━━━━━ Dataset records

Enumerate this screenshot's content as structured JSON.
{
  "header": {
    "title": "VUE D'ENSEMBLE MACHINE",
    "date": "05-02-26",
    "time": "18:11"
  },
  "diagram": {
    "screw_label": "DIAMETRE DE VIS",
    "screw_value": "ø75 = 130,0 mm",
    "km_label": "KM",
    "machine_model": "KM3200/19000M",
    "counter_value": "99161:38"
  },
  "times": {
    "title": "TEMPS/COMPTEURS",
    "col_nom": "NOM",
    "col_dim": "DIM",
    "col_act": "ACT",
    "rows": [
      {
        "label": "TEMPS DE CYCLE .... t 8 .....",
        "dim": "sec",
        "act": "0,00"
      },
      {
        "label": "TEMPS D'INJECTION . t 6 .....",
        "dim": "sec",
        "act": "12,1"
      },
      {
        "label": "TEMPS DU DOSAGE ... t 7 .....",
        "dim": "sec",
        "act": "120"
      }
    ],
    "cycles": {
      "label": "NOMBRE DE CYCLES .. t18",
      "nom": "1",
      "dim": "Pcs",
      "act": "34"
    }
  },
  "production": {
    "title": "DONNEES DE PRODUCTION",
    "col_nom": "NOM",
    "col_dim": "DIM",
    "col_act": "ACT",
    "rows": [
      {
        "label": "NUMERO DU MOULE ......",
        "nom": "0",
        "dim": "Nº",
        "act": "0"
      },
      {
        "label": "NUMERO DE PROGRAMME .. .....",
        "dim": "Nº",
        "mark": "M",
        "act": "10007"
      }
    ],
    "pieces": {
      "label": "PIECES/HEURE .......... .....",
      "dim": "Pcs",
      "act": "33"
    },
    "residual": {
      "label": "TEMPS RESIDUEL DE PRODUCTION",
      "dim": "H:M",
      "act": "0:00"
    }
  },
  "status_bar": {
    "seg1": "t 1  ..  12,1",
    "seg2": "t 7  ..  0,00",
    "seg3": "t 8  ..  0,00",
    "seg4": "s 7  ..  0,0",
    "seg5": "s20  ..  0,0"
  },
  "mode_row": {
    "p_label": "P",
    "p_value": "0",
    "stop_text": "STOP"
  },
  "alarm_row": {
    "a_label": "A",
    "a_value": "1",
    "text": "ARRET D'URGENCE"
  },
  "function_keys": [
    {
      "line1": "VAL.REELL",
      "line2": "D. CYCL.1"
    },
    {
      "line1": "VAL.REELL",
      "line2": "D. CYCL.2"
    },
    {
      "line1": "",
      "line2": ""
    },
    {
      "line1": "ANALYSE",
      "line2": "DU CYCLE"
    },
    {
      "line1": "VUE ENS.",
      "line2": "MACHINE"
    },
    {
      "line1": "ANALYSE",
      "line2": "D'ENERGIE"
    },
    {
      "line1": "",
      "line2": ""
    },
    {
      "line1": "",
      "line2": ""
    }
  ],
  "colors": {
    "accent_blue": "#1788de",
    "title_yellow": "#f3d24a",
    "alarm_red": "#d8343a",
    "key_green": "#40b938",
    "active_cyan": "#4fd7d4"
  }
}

━━━━━━━━━━

§ **Set problem**
Restate the whole listing exactly.

§ **Expected output**
Enumerate this screenshot's content as structured JSON.
{
  "header": {
    "title": "VUE D'ENSEMBLE MACHINE",
    "date": "05-02-26",
    "time": "18:11"
  },
  "diagram": {
    "screw_label": "DIAMETRE DE VIS",
    "screw_value": "ø75 = 130,0 mm",
    "km_label": "KM",
    "machine_model": "KM3200/19000M",
    "counter_value": "99161:38"
  },
  "times": {
    "title": "TEMPS/COMPTEURS",
    "col_nom": "NOM",
    "col_dim": "DIM",
    "col_act": "ACT",
    "rows": [
      {
        "label": "TEMPS DE CYCLE .... t 8 .....",
        "dim": "sec",
        "act": "0,00"
      },
      {
        "label": "TEMPS D'INJECTION . t 6 .....",
        "dim": "sec",
        "act": "12,1"
      },
      {
        "label": "TEMPS DU DOSAGE ... t 7 .....",
        "dim": "sec",
        "act": "120"
      }
    ],
    "cycles": {
      "label": "NOMBRE DE CYCLES .. t18",
      "nom": "1",
      "dim": "Pcs",
      "act": "34"
    }
  },
  "production": {
    "title": "DONNEES DE PRODUCTION",
    "col_nom": "NOM",
    "col_dim": "DIM",
    "col_act": "ACT",
    "rows": [
      {
        "label": "NUMERO DU MOULE ......",
        "nom": "0",
        "dim": "Nº",
        "act": "0"
      },
      {
        "label": "NUMERO DE PROGRAMME .. .....",
        "dim": "Nº",
        "mark": "M",
        "act": "10007"
      }
    ],
    "pieces": {
      "label": "PIECES/HEURE .......... .....",
      "dim": "Pcs",
      "act": "33"
    },
    "residual": {
      "label": "TEMPS RESIDUEL DE PRODUCTION",
      "dim": "H:M",
      "act": "0:00"
    }
  },
  "status_bar": {
    "seg1": "t 1  ..  12,1",
    "seg2": "t 7  ..  0,00",
    "seg3": "t 8  ..  0,00",
    "seg4": "s 7  ..  0,0",
    "seg5": "s20  ..  0,0"
  },
  "mode_row": {
    "p_label": "P",
    "p_value": "0",
    "stop_text": "STOP"
  },
  "alarm_row": {
    "a_label": "A",
    "a_value": "1",
    "text": "ARRET D'URGENCE"
  },
  "function_keys": [
    {
      "line1": "VAL.REELL",
      "line2": "D. CYCL.1"
    },
    {
      "line1": "VAL.REELL",
      "line2": "D. CYCL.2"
    },
    {
      "line1": "",
      "line2": ""
    },
    {
      "line1": "ANALYSE",
      "line2": "DU CYCLE"
    },
    {
      "line1": "VUE ENS.",
      "line2": "MACHINE"
    },
    {
      "line1": "ANALYSE",
      "line2": "D'ENERGIE"
    },
    {
      "line1": "",
      "line2": ""
    },
    {
      "line1": "",
      "line2": ""
    }
  ],
  "colors": {
    "accent_blue": "#1788de",
    "title_yellow": "#f3d24a",
    "alarm_red": "#d8343a",
    "key_green": "#40b938",
    "active_cyan": "#4fd7d4"
  }
}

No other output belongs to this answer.